_Goal_: Below are the records. Gather each line that holds "text".

[START OF Material]

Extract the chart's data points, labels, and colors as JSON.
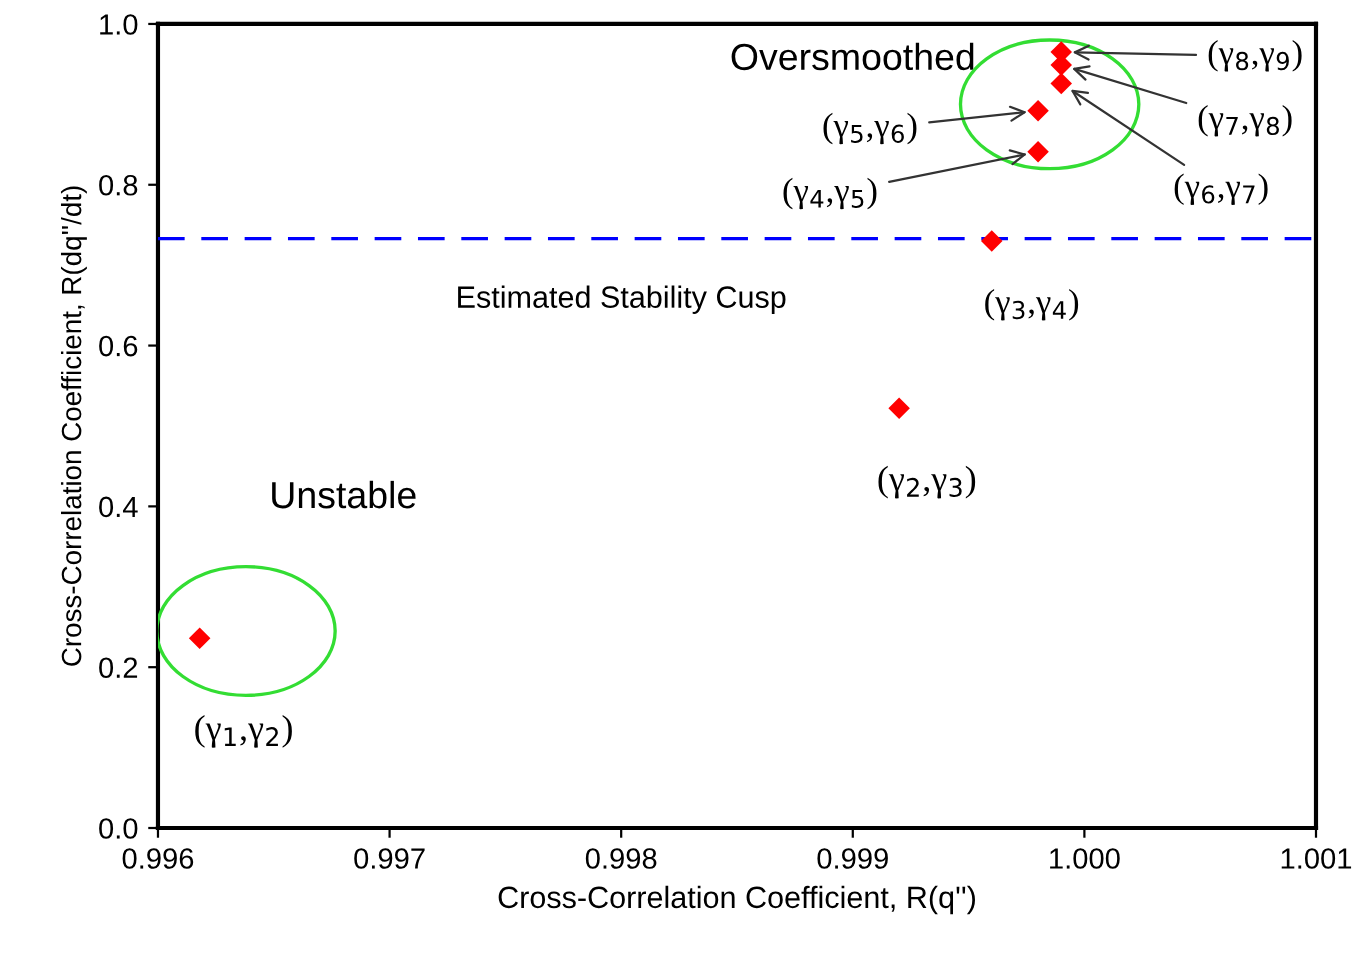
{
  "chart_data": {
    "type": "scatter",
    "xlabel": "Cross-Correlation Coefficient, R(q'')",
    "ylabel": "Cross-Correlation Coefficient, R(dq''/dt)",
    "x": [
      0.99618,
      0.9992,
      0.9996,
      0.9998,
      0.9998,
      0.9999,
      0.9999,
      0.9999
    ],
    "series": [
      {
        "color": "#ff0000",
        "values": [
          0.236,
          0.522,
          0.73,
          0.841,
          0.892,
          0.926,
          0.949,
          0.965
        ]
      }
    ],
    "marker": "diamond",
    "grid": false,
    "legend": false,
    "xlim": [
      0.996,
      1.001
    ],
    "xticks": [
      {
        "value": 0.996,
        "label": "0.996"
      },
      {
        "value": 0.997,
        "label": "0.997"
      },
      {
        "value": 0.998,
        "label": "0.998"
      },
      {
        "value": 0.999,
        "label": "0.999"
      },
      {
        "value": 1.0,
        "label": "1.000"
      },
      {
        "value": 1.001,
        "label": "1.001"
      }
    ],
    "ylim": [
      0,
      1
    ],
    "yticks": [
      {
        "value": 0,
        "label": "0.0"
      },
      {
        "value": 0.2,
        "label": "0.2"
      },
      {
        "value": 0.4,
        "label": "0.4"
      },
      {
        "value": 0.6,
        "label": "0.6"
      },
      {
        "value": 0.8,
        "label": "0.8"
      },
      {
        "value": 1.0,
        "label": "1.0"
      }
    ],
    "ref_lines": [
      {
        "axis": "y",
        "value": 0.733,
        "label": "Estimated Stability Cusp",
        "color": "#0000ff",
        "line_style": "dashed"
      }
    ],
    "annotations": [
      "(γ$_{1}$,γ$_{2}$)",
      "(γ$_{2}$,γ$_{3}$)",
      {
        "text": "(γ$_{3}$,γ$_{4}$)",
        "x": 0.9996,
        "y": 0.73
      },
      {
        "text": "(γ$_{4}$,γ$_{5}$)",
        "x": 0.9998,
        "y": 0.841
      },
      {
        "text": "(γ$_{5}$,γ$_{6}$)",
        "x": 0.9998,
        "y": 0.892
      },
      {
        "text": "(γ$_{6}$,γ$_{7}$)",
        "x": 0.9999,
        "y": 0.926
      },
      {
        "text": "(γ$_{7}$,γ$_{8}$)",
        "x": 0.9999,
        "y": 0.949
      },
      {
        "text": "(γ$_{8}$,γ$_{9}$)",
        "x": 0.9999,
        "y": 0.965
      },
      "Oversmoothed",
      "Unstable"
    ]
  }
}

[END OF Material]
[START OF Material]

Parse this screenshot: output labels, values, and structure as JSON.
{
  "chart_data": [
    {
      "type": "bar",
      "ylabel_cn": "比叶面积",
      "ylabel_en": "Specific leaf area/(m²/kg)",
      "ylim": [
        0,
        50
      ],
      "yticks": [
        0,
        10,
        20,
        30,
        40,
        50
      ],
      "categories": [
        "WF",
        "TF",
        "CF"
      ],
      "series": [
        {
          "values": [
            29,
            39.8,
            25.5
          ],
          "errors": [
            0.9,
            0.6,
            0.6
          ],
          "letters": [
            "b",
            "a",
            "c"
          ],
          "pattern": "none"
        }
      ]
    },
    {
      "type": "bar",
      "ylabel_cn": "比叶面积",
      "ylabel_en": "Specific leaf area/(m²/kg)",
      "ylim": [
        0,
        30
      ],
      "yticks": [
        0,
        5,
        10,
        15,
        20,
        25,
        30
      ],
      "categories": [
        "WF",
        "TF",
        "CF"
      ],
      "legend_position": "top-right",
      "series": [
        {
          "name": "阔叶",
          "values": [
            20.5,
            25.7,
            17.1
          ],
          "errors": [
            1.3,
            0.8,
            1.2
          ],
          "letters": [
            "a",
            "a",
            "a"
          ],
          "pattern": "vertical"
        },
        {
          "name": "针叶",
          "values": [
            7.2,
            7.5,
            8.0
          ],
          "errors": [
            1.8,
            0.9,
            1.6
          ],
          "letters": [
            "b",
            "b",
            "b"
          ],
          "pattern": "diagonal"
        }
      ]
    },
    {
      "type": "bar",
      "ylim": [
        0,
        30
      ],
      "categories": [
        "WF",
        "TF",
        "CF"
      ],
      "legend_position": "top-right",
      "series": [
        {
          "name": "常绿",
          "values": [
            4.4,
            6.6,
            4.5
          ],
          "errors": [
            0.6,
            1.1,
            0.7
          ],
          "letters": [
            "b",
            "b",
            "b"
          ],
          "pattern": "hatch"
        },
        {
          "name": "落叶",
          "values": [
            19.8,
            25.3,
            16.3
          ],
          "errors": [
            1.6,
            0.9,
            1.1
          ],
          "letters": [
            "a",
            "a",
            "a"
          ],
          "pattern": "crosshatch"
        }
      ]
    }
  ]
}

[END OF Material]

_Expected output_:
        "text": "(γ$_{3}$,γ$_{4}$)",
        "text": "(γ$_{4}$,γ$_{5}$)",
        "text": "(γ$_{5}$,γ$_{6}$)",
        "text": "(γ$_{6}$,γ$_{7}$)",
        "text": "(γ$_{7}$,γ$_{8}$)",
        "text": "(γ$_{8}$,γ$_{9}$)",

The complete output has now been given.